Data entries

>>

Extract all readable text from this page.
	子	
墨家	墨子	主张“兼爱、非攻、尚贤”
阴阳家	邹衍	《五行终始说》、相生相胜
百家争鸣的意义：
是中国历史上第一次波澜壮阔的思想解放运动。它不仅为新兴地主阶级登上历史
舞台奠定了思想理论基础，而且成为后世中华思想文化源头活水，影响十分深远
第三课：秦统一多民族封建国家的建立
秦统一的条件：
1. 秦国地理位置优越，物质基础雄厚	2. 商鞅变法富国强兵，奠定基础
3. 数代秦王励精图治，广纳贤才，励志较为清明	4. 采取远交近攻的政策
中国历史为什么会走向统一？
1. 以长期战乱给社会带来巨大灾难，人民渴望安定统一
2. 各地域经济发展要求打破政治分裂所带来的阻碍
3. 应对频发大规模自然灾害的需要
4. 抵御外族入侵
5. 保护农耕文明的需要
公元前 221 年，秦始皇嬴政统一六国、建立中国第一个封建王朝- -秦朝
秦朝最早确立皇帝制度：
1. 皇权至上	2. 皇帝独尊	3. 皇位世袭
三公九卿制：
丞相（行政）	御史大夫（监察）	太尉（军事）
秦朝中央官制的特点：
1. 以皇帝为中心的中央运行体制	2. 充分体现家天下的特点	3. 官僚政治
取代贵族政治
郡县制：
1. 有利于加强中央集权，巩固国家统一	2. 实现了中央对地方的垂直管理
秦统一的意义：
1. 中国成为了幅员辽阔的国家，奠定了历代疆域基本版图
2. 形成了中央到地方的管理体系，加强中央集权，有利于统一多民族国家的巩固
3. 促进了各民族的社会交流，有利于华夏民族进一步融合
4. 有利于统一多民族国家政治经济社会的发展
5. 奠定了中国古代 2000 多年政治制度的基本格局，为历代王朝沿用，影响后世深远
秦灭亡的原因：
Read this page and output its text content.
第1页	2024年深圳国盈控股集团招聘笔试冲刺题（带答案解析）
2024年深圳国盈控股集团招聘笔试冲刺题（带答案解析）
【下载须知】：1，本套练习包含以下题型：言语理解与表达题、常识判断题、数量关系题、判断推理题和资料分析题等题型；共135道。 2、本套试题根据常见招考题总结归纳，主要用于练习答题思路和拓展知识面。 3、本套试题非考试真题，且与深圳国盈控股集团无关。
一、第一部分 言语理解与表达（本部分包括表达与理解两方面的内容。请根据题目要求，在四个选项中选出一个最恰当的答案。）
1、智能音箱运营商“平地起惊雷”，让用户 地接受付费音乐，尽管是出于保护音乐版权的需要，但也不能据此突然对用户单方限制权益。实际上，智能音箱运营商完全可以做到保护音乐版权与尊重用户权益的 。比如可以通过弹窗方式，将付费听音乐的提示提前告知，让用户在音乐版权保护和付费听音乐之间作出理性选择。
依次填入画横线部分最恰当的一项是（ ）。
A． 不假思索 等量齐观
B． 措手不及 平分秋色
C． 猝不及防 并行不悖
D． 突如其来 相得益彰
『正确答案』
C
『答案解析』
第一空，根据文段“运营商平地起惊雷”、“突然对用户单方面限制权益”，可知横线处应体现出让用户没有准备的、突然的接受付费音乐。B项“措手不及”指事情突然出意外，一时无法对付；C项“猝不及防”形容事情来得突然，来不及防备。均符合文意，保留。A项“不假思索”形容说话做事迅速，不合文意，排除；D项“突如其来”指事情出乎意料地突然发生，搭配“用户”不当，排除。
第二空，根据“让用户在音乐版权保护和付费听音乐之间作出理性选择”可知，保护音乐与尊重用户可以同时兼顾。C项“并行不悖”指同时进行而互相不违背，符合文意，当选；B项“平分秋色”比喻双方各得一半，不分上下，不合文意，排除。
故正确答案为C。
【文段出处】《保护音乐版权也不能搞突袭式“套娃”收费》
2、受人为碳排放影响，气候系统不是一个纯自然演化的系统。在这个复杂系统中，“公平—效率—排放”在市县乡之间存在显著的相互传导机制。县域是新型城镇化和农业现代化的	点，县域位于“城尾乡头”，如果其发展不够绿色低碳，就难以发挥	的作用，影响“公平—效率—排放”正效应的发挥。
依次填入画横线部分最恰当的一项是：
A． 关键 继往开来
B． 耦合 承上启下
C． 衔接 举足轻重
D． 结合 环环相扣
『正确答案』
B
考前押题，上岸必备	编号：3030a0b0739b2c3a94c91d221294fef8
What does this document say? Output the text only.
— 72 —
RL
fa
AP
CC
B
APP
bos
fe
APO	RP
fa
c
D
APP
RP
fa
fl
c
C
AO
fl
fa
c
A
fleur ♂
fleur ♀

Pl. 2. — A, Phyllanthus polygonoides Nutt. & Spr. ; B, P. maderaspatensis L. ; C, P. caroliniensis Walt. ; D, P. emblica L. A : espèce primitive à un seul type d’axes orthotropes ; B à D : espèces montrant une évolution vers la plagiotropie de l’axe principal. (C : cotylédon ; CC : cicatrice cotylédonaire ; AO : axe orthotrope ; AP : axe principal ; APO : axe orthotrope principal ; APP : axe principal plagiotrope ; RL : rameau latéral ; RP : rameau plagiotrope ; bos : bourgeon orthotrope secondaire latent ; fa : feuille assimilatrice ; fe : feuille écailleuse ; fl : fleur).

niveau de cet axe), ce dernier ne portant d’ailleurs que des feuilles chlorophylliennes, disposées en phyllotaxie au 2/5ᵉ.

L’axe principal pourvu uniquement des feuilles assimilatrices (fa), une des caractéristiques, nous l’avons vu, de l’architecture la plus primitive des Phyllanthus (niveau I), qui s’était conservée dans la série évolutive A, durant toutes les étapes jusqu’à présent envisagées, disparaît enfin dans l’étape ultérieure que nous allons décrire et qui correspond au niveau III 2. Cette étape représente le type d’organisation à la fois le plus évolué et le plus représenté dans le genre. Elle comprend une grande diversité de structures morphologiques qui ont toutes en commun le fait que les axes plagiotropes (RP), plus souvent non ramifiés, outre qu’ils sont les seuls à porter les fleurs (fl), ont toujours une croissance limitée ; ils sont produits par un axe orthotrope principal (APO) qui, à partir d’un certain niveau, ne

<<

• [SHORT EXERCISE]
Recopy the entries above in their entirety, exactly.

• [ANSWER TO THIS PROBLEM]
Extract all readable text from this page.
	子	
墨家	墨子	主张“兼爱、非攻、尚贤”
阴阳家	邹衍	《五行终始说》、相生相胜
百家争鸣的意义：
是中国历史上第一次波澜壮阔的思想解放运动。它不仅为新兴地主阶级登上历史
舞台奠定了思想理论基础，而且成为后世中华思想文化源头活水，影响十分深远
第三课：秦统一多民族封建国家的建立
秦统一的条件：
1. 秦国地理位置优越，物质基础雄厚	2. 商鞅变法富国强兵，奠定基础
3. 数代秦王励精图治，广纳贤才，励志较为清明	4. 采取远交近攻的政策
中国历史为什么会走向统一？
1. 以长期战乱给社会带来巨大灾难，人民渴望安定统一
2. 各地域经济发展要求打破政治分裂所带来的阻碍
3. 应对频发大规模自然灾害的需要
4. 抵御外族入侵
5. 保护农耕文明的需要
公元前 221 年，秦始皇嬴政统一六国、建立中国第一个封建王朝- -秦朝
秦朝最早确立皇帝制度：
1. 皇权至上	2. 皇帝独尊	3. 皇位世袭
三公九卿制：
丞相（行政）	御史大夫（监察）	太尉（军事）
秦朝中央官制的特点：
1. 以皇帝为中心的中央运行体制	2. 充分体现家天下的特点	3. 官僚政治
取代贵族政治
郡县制：
1. 有利于加强中央集权，巩固国家统一	2. 实现了中央对地方的垂直管理
秦统一的意义：
1. 中国成为了幅员辽阔的国家，奠定了历代疆域基本版图
2. 形成了中央到地方的管理体系，加强中央集权，有利于统一多民族国家的巩固
3. 促进了各民族的社会交流，有利于华夏民族进一步融合
4. 有利于统一多民族国家政治经济社会的发展
5. 奠定了中国古代 2000 多年政治制度的基本格局，为历代王朝沿用，影响后世深远
秦灭亡的原因：
Read this page and output its text content.
第1页	2024年深圳国盈控股集团招聘笔试冲刺题（带答案解析）
2024年深圳国盈控股集团招聘笔试冲刺题（带答案解析）
【下载须知】：1，本套练习包含以下题型：言语理解与表达题、常识判断题、数量关系题、判断推理题和资料分析题等题型；共135道。 2、本套试题根据常见招考题总结归纳，主要用于练习答题思路和拓展知识面。 3、本套试题非考试真题，且与深圳国盈控股集团无关。
一、第一部分 言语理解与表达（本部分包括表达与理解两方面的内容。请根据题目要求，在四个选项中选出一个最恰当的答案。）
1、智能音箱运营商“平地起惊雷”，让用户 地接受付费音乐，尽管是出于保护音乐版权的需要，但也不能据此突然对用户单方限制权益。实际上，智能音箱运营商完全可以做到保护音乐版权与尊重用户权益的 。比如可以通过弹窗方式，将付费听音乐的提示提前告知，让用户在音乐版权保护和付费听音乐之间作出理性选择。
依次填入画横线部分最恰当的一项是（ ）。
A． 不假思索 等量齐观
B． 措手不及 平分秋色
C． 猝不及防 并行不悖
D． 突如其来 相得益彰
『正确答案』
C
『答案解析』
第一空，根据文段“运营商平地起惊雷”、“突然对用户单方面限制权益”，可知横线处应体现出让用户没有准备的、突然的接受付费音乐。B项“措手不及”指事情突然出意外，一时无法对付；C项“猝不及防”形容事情来得突然，来不及防备。均符合文意，保留。A项“不假思索”形容说话做事迅速，不合文意，排除；D项“突如其来”指事情出乎意料地突然发生，搭配“用户”不当，排除。
第二空，根据“让用户在音乐版权保护和付费听音乐之间作出理性选择”可知，保护音乐与尊重用户可以同时兼顾。C项“并行不悖”指同时进行而互相不违背，符合文意，当选；B项“平分秋色”比喻双方各得一半，不分上下，不合文意，排除。
故正确答案为C。
【文段出处】《保护音乐版权也不能搞突袭式“套娃”收费》
2、受人为碳排放影响，气候系统不是一个纯自然演化的系统。在这个复杂系统中，“公平—效率—排放”在市县乡之间存在显著的相互传导机制。县域是新型城镇化和农业现代化的	点，县域位于“城尾乡头”，如果其发展不够绿色低碳，就难以发挥	的作用，影响“公平—效率—排放”正效应的发挥。
依次填入画横线部分最恰当的一项是：
A． 关键 继往开来
B． 耦合 承上启下
C． 衔接 举足轻重
D． 结合 环环相扣
『正确答案』
B
考前押题，上岸必备	编号：3030a0b0739b2c3a94c91d221294fef8
What does this document say? Output the text only.
— 72 —
RL
fa
AP
CC
B
APP
bos
fe
APO	RP
fa
c
D
APP
RP
fa
fl
c
C
AO
fl
fa
c
A
fleur ♂
fleur ♀

Pl. 2. — A, Phyllanthus polygonoides Nutt. & Spr. ; B, P. maderaspatensis L. ; C, P. caroliniensis Walt. ; D, P. emblica L. A : espèce primitive à un seul type d’axes orthotropes ; B à D : espèces montrant une évolution vers la plagiotropie de l’axe principal. (C : cotylédon ; CC : cicatrice cotylédonaire ; AO : axe orthotrope ; AP : axe principal ; APO : axe orthotrope principal ; APP : axe principal plagiotrope ; RL : rameau latéral ; RP : rameau plagiotrope ; bos : bourgeon orthotrope secondaire latent ; fa : feuille assimilatrice ; fe : feuille écailleuse ; fl : fleur).

niveau de cet axe), ce dernier ne portant d’ailleurs que des feuilles chlorophylliennes, disposées en phyllotaxie au 2/5ᵉ.

L’axe principal pourvu uniquement des feuilles assimilatrices (fa), une des caractéristiques, nous l’avons vu, de l’architecture la plus primitive des Phyllanthus (niveau I), qui s’était conservée dans la série évolutive A, durant toutes les étapes jusqu’à présent envisagées, disparaît enfin dans l’étape ultérieure que nous allons décrire et qui correspond au niveau III 2. Cette étape représente le type d’organisation à la fois le plus évolué et le plus représenté dans le genre. Elle comprend une grande diversité de structures morphologiques qui ont toutes en commun le fait que les axes plagiotropes (RP), plus souvent non ramifiés, outre qu’ils sont les seuls à porter les fleurs (fl), ont toujours une croissance limitée ; ils sont produits par un axe orthotrope principal (APO) qui, à partir d’un certain niveau, ne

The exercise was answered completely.